## BEGIN LISTED RECORDS

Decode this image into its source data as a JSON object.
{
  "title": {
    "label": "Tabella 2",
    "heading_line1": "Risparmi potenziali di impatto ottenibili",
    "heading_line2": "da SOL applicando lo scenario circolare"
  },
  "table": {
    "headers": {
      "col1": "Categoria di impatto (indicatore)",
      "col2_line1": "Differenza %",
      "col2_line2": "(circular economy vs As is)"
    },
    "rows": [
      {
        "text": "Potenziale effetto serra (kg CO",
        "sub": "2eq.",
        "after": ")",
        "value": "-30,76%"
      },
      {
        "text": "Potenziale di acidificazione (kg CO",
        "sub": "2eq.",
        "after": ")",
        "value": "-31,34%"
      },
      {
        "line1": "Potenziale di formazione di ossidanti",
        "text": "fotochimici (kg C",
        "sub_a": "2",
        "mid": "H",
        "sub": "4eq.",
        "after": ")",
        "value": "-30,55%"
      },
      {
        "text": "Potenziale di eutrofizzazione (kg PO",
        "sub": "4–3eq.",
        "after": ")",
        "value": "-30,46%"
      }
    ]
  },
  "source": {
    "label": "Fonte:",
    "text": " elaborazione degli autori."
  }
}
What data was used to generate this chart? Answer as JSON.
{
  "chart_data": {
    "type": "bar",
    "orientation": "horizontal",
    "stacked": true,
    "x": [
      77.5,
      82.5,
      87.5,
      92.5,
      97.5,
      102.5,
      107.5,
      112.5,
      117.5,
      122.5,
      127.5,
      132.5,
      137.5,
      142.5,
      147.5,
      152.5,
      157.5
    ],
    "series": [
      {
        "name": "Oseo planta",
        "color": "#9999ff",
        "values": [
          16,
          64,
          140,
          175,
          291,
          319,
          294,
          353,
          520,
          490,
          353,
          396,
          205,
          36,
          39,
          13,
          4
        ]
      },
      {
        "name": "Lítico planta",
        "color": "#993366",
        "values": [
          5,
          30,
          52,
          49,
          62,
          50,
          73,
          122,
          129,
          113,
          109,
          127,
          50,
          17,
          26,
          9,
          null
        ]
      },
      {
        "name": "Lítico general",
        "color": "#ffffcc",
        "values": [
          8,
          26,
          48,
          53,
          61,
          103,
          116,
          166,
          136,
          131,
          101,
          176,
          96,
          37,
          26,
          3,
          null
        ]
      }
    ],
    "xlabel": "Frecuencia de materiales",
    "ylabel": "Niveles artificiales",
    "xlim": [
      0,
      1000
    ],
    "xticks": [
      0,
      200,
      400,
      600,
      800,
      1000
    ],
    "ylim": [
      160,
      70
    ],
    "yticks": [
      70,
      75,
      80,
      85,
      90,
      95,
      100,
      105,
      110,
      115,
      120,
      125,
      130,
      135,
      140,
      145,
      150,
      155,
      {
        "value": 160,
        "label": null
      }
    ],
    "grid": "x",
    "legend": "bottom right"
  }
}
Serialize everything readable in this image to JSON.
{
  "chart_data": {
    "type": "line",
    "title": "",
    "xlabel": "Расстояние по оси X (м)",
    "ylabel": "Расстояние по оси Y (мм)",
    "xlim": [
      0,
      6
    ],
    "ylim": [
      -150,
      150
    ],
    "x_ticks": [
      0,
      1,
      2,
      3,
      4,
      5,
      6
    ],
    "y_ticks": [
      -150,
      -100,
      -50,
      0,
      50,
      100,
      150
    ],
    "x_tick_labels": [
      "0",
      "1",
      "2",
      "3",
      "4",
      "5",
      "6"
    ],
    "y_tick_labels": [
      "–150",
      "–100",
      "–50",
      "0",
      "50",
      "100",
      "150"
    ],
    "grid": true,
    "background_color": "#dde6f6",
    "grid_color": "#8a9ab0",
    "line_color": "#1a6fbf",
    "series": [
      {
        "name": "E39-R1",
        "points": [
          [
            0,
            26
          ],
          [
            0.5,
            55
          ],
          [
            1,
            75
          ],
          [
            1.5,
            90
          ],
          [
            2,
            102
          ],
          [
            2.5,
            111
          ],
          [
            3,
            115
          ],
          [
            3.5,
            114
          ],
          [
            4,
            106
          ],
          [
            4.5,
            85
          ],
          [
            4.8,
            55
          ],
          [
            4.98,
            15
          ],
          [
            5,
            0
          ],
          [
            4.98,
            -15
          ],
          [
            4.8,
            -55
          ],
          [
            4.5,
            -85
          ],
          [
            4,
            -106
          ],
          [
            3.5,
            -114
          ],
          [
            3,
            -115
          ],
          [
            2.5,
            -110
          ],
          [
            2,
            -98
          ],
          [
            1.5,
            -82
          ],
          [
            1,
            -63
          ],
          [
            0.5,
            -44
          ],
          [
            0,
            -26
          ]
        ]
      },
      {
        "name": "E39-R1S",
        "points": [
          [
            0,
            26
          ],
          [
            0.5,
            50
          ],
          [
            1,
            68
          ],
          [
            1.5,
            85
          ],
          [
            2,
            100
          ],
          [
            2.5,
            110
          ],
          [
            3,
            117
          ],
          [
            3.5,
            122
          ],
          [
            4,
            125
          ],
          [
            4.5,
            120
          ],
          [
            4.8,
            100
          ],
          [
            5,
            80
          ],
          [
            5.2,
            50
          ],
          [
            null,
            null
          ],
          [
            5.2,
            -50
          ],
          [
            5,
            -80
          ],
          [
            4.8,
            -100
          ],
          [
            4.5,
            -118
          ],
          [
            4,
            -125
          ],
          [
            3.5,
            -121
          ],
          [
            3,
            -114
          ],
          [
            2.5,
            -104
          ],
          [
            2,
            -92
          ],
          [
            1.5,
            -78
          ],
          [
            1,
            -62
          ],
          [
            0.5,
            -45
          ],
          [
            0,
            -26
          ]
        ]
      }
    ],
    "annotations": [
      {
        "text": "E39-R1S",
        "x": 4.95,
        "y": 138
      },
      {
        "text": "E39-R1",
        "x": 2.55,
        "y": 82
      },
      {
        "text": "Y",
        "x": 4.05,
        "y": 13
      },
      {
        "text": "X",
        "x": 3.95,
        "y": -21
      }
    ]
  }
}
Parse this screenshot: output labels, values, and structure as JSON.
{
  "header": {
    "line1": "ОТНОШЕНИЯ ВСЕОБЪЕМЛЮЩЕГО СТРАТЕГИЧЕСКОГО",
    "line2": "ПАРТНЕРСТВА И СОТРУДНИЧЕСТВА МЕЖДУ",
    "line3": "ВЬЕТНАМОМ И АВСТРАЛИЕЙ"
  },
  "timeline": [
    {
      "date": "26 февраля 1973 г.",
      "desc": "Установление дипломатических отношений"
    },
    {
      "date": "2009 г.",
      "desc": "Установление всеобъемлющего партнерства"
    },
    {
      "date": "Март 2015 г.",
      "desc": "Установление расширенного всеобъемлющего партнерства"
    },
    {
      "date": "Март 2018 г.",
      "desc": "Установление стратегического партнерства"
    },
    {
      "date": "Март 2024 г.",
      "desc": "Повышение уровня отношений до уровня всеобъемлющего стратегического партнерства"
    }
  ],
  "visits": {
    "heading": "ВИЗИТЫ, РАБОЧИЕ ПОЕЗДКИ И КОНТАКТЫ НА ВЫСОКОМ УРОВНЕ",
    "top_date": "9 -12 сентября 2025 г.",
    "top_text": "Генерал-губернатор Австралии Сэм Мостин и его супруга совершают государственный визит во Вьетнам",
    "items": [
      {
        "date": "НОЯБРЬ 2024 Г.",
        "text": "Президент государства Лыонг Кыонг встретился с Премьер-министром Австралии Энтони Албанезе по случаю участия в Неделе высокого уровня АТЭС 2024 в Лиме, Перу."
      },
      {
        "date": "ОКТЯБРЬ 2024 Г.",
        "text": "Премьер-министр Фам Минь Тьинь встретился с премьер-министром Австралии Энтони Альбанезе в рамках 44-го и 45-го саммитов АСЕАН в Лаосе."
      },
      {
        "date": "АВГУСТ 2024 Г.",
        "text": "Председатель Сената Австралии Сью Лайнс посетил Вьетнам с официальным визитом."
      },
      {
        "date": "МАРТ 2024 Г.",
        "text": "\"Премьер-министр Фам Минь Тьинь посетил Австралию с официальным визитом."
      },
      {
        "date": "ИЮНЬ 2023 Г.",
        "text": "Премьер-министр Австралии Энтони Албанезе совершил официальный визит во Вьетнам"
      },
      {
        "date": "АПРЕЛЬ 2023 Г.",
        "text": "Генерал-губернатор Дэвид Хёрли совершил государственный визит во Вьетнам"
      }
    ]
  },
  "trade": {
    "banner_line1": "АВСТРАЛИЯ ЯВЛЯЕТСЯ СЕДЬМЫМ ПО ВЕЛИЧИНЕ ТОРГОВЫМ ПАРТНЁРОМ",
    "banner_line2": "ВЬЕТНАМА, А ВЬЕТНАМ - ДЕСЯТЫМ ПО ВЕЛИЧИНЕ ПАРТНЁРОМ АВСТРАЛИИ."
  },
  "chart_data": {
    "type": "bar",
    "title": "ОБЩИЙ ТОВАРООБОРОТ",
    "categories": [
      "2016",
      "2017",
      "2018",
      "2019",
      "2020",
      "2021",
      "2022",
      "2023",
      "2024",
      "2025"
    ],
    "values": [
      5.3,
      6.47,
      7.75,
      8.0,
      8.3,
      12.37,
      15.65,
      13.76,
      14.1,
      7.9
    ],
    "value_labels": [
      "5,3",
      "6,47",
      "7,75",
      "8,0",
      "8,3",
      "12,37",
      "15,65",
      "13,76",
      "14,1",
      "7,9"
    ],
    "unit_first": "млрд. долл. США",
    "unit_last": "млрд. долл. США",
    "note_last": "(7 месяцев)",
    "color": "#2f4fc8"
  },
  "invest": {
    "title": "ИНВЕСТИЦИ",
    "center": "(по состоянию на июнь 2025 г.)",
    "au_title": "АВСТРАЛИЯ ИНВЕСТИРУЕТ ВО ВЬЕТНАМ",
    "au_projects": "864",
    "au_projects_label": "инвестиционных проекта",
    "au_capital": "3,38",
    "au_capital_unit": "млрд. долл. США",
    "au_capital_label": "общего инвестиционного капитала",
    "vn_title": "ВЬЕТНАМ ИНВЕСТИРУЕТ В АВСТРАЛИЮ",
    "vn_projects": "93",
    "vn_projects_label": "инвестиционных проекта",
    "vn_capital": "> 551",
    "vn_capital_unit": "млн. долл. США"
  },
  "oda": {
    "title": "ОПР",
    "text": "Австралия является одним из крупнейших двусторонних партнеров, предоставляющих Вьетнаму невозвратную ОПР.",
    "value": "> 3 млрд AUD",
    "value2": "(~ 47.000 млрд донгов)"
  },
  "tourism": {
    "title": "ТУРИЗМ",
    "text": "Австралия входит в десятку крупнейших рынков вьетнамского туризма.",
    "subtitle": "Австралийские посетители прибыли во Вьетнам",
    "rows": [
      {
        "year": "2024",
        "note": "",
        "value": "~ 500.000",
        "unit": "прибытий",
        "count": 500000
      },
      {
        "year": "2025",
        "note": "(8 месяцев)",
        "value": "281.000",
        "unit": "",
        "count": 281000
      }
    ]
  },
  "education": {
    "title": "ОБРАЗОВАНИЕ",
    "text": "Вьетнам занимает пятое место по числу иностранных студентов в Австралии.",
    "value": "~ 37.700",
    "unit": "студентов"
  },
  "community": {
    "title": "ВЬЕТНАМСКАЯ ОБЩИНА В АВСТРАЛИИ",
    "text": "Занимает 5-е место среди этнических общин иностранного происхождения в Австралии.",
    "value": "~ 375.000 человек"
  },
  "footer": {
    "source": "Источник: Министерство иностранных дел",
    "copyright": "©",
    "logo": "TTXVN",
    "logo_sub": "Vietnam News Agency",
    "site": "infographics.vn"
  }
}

## END LISTED RECORDS

• REQUIREMENTS
Copy each line of the listing that includes "Potenziale".

• EXERCISE RESULT
        "text": "Potenziale effetto serra (kg CO",
        "text": "Potenziale di acidificazione (kg CO",
        "line1": "Potenziale di formazione di ossidanti",
        "text": "Potenziale di eutrofizzazione (kg PO",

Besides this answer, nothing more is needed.